*EXERCISE DIRECTIONS:* Lines that contain the string "Öncesi" are to be copied; leave out all others.

*THE DATA:*
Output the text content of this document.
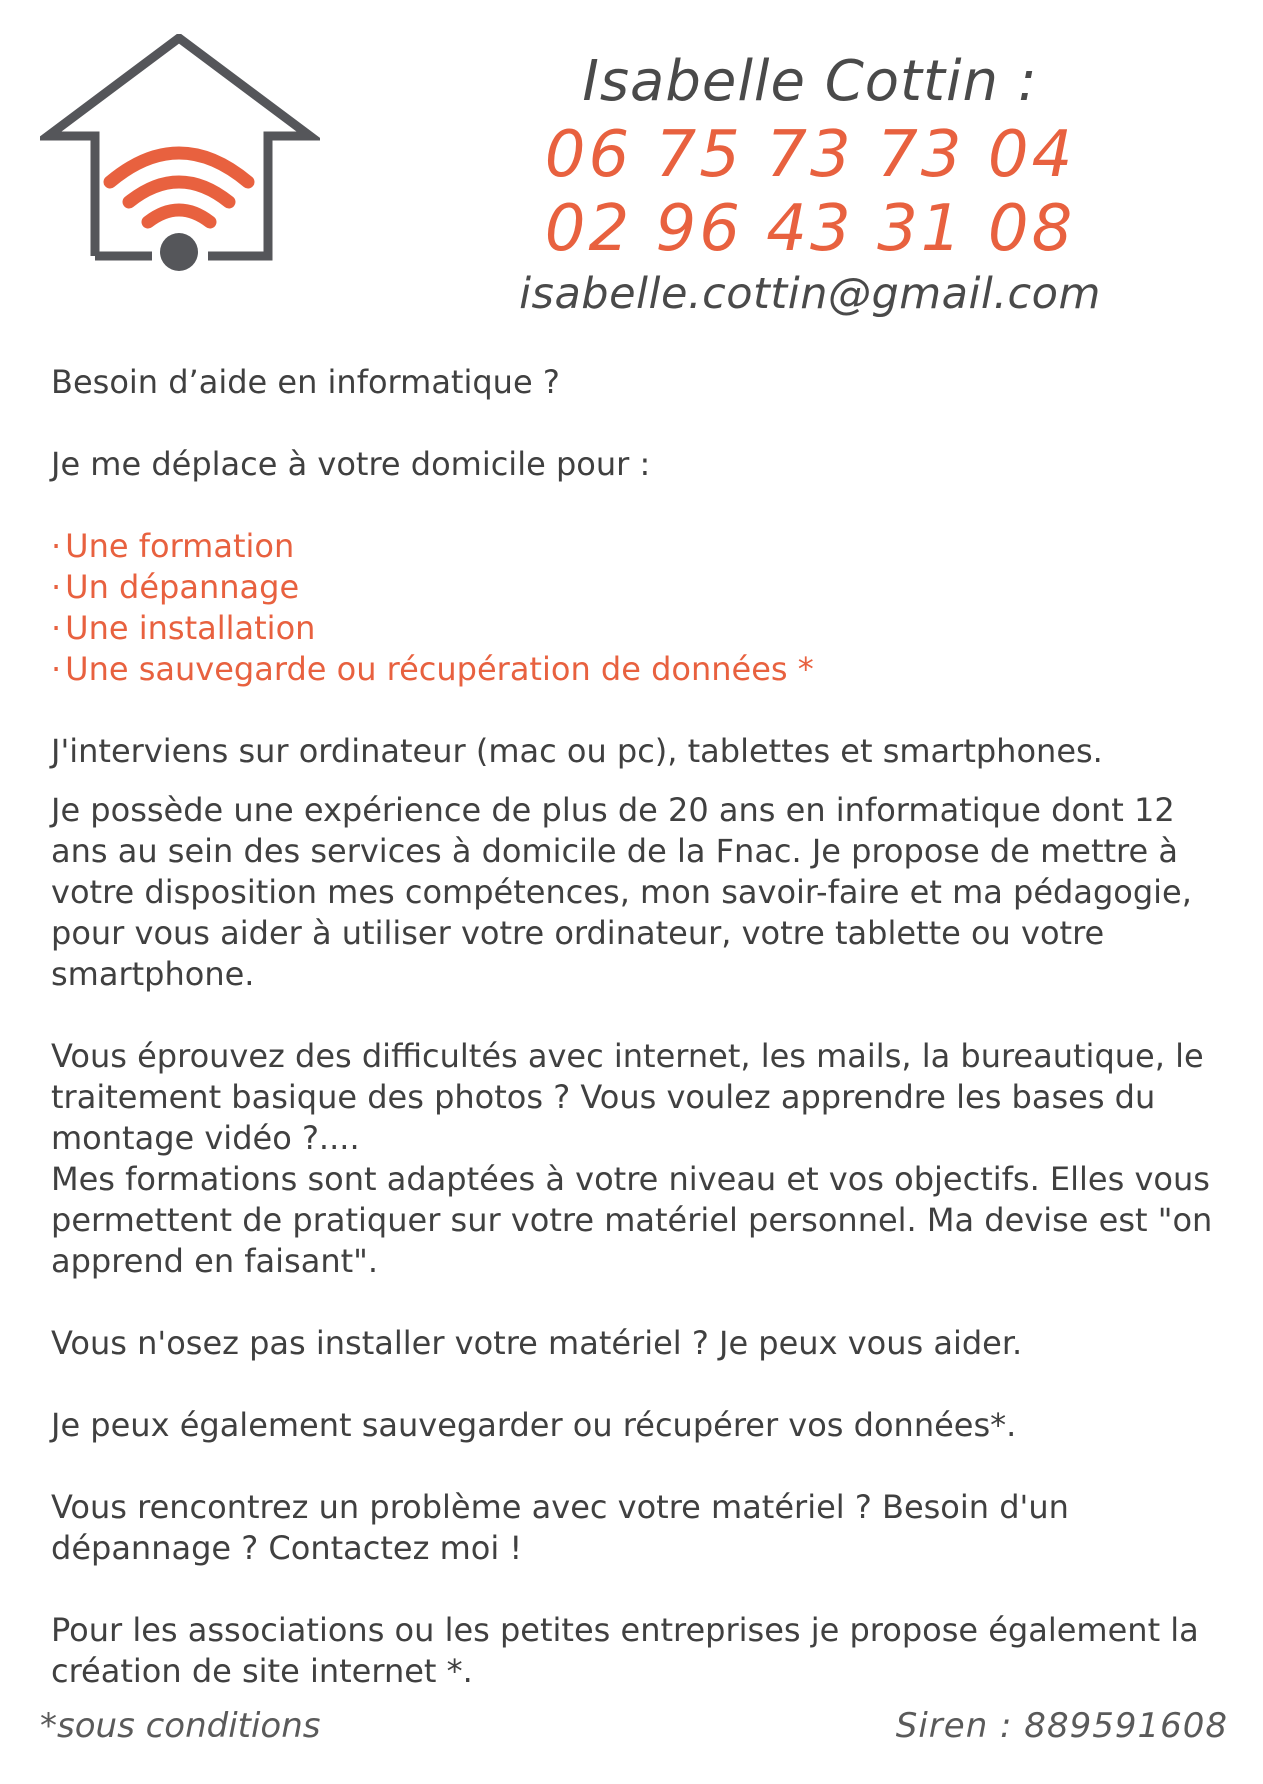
Isabelle Cottin :
06 75 73 73 04
02 96 43 31 08
isabelle.cottin@gmail.com

Besoin d’aide en informatique ?

Je me déplace à votre domicile pour :

· Une formation
· Un dépannage
· Une installation
· Une sauvegarde ou récupération de données *

J'interviens sur ordinateur (mac ou pc), tablettes et smartphones.

Je possède une expérience de plus de 20 ans en informatique dont 12 ans au sein des services à domicile de la Fnac. Je propose de mettre à votre disposition mes compétences, mon savoir-faire et ma pédagogie, pour vous aider à utiliser votre ordinateur, votre tablette ou votre smartphone.

Vous éprouvez des difficultés avec internet, les mails, la bureautique, le traitement basique des photos ? Vous voulez apprendre les bases du montage vidéo ?....

Mes formations sont adaptées à votre niveau et vos objectifs. Elles vous permettent de pratiquer sur votre matériel personnel. Ma devise est "on apprend en faisant".

Vous n'osez pas installer votre matériel ? Je peux vous aider.

Je peux également sauvegarder ou récupérer vos données*.

Vous rencontrez un problème avec votre matériel ? Besoin d'un dépannage ? Contactez moi !

Pour les associations ou les petites entreprises je propose également la création de site internet *.

*sous conditions	Siren : 889591608
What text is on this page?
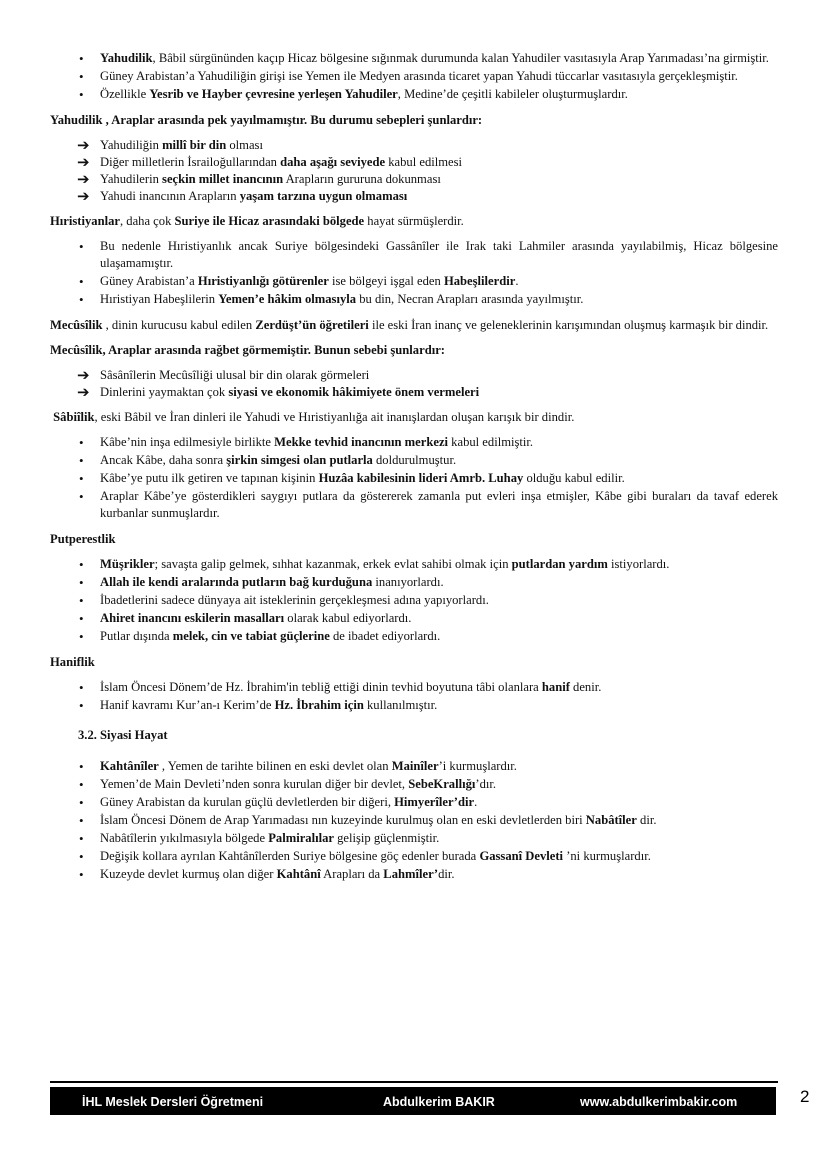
• Yahudilik, Bâbil sürgününden kaçıp Hicaz bölgesine sığınmak durumunda kalan Yahudiler vasıtasıyla Arap Yarımadası’na girmiştir.
• Güney Arabistan’a Yahudiliğin girişi ise Yemen ile Medyen arasında ticaret yapan Yahudi tüccarlar vasıtasıyla gerçekleşmiştir.
• Özellikle Yesrib ve Hayber çevresine yerleşen Yahudiler, Medine’de çeşitli kabileler oluşturmuşlardır.

Yahudilik , Araplar arasında pek yayılmamıştır. Bu durumu sebepleri şunlardır:

➔ Yahudiliğin millî bir din olması
➔ Diğer milletlerin İsrailoğullarından daha aşağı seviyede kabul edilmesi
➔ Yahudilerin seçkin millet inancının Arapların gururuna dokunması
➔ Yahudi inancının Arapların yaşam tarzına uygun olmaması

Hıristiyanlar, daha çok Suriye ile Hicaz arasındaki bölgede hayat sürmüşlerdir.

• Bu nedenle Hıristiyanlık ancak Suriye bölgesindeki Gassânîler ile Irak taki Lahmiler arasında yayılabilmiş, Hicaz bölgesine ulaşamamıştır.
• Güney Arabistan’a Hıristiyanlığı götürenler ise bölgeyi işgal eden Habeşlilerdir.
• Hıristiyan Habeşlilerin Yemen’e hâkim olmasıyla bu din, Necran Arapları arasında yayılmıştır.

Mecûsîlik , dinin kurucusu kabul edilen Zerdüşt’ün öğretileri ile eski İran inanç ve geleneklerinin karışımından oluşmuş karmaşık bir dindir.

Mecûsîlik, Araplar arasında rağbet görmemiştir. Bunun sebebi şunlardır:

➔ Sâsânîlerin Mecûsîliği ulusal bir din olarak görmeleri
➔ Dinlerini yaymaktan çok siyasi ve ekonomik hâkimiyete önem vermeleri

Sâbiîlik, eski Bâbil ve İran dinleri ile Yahudi ve Hıristiyanlığa ait inanışlardan oluşan karışık bir dindir.

• Kâbe’nin inşa edilmesiyle birlikte Mekke tevhid inancının merkezi kabul edilmiştir.
• Ancak Kâbe, daha sonra şirkin simgesi olan putlarla doldurulmuştur.
• Kâbe’ye putu ilk getiren ve tapınan kişinin Huzâa kabilesinin lideri Amrb. Luhay olduğu kabul edilir.
• Araplar Kâbe’ye gösterdikleri saygıyı putlara da göstererek zamanla put evleri inşa etmişler, Kâbe gibi buraları da tavaf ederek kurbanlar sunmuşlardır.

Putperestlik

• Müşrikler; savaşta galip gelmek, sıhhat kazanmak, erkek evlat sahibi olmak için putlardan yardım istiyorlardı.
• Allah ile kendi aralarında putların bağ kurduğuna inanıyorlardı.
• İbadetlerini sadece dünyaya ait isteklerinin gerçekleşmesi adına yapıyorlardı.
• Ahiret inancını eskilerin masalları olarak kabul ediyorlardı.
• Putlar dışında melek, cin ve tabiat güçlerine de ibadet ediyorlardı.

Haniflik

• İslam Öncesi Dönem’de Hz. İbrahim'in tebliğ ettiği dinin tevhid boyutuna tâbi olanlara hanif denir.
• Hanif kavramı Kur’an-ı Kerim’de Hz. İbrahim için kullanılmıştır.

3.2. Siyasi Hayat

• Kahtânîler , Yemen de tarihte bilinen en eski devlet olan Mainîler’i kurmuşlardır.
• Yemen’de Main Devleti’nden sonra kurulan diğer bir devlet, SebeKrallığı’dır.
• Güney Arabistan da kurulan güçlü devletlerden bir diğeri, Himyerîler’dir.
• İslam Öncesi Dönem de Arap Yarımadası nın kuzeyinde kurulmuş olan en eski devletlerden biri Nabâtîler dir.
• Nabâtîlerin yıkılmasıyla bölgede Palmiralılar gelişip güçlenmiştir.
• Değişik kollara ayrılan Kahtânîlerden Suriye bölgesine göç edenler burada Gassanî Devleti ’ni kurmuşlardır.
• Kuzeyde devlet kurmuş olan diğer Kahtânî Arapları da Lahmîler’dir.
İHL Meslek Dersleri Öğretmeni	Abdulkerim BAKIR	www.abdulkerimbakir.com	2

*ANSWER TO THE PROBLEM:*
• İslam Öncesi Dönem’de Hz. İbrahim'in tebliğ ettiği dinin tevhid boyutuna tâbi olanlara hanif denir.
• İslam Öncesi Dönem de Arap Yarımadası nın kuzeyinde kurulmuş olan en eski devletlerden biri Nabâtîler dir.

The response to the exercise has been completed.